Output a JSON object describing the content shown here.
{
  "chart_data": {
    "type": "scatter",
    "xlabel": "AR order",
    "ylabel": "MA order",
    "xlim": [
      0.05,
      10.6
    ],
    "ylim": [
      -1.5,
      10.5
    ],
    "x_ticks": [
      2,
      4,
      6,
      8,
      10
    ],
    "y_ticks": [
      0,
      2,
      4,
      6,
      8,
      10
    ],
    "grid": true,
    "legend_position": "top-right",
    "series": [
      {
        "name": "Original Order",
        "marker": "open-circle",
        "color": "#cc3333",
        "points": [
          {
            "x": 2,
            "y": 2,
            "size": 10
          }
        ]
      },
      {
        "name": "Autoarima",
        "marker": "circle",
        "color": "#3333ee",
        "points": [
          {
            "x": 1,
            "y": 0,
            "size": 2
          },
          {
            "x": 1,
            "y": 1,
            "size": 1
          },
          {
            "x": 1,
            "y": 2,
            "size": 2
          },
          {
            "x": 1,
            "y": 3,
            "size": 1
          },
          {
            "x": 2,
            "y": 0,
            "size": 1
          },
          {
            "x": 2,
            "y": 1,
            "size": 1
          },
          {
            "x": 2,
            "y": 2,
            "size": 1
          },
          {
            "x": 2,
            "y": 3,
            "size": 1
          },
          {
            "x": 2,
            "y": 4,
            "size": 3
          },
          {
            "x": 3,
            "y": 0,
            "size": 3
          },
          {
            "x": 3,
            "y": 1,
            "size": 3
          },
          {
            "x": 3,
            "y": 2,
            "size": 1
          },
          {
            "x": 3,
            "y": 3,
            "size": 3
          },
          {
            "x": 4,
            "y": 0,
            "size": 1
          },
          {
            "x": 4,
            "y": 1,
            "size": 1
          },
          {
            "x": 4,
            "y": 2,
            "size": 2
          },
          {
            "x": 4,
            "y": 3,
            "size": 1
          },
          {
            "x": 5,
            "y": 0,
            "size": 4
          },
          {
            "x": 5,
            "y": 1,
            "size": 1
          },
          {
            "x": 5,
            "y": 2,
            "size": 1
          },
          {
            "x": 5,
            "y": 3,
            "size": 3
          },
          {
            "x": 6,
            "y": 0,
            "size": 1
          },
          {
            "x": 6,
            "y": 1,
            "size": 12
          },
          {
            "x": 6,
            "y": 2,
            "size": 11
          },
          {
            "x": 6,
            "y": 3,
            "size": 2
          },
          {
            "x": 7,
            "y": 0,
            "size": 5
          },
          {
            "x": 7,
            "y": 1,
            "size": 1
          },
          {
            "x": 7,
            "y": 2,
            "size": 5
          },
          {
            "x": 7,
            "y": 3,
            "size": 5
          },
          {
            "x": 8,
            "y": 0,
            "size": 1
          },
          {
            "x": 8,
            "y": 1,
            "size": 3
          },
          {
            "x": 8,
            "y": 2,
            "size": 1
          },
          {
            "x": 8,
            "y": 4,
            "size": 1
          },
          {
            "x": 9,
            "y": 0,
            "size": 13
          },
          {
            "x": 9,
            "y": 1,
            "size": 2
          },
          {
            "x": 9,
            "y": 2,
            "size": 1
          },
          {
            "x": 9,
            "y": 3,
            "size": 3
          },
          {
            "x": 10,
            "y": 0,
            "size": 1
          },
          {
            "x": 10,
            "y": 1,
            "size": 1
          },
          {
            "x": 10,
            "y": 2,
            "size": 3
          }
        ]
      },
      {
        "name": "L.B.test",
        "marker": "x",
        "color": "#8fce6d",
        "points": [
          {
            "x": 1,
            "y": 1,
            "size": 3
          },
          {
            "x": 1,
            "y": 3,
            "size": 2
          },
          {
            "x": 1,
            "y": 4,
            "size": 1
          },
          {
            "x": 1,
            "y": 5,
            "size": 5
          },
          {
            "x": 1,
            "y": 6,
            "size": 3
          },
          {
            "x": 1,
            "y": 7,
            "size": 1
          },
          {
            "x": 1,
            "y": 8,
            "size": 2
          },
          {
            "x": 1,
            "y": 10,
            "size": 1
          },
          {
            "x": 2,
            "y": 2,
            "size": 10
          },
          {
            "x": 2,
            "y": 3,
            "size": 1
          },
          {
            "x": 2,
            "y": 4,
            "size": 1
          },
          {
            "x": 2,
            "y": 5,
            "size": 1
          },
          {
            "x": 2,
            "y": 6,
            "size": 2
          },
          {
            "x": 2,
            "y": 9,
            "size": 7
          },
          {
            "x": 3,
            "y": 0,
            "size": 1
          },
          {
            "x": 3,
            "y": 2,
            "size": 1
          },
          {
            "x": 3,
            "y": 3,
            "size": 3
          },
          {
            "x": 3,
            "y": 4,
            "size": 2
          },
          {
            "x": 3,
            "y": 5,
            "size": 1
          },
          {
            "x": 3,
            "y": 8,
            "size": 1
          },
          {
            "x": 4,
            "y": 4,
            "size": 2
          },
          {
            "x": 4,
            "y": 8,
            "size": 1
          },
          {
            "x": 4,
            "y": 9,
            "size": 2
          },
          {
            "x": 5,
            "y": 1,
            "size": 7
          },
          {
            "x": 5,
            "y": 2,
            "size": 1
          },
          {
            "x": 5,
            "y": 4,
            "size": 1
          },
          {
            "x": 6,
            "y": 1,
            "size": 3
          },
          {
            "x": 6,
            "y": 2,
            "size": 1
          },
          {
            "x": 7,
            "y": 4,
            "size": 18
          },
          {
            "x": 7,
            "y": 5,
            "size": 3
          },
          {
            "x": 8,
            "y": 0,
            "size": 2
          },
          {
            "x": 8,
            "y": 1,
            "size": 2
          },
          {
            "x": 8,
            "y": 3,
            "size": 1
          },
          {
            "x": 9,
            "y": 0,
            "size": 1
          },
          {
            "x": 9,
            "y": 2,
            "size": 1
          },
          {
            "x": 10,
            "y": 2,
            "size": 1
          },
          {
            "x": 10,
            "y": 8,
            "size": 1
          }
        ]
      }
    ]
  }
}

-------------------------

• Job
Copy every line of the listing where the word "marker" appears.

• Final result
        "marker": "open-circle",
        "marker": "circle",
        "marker": "x",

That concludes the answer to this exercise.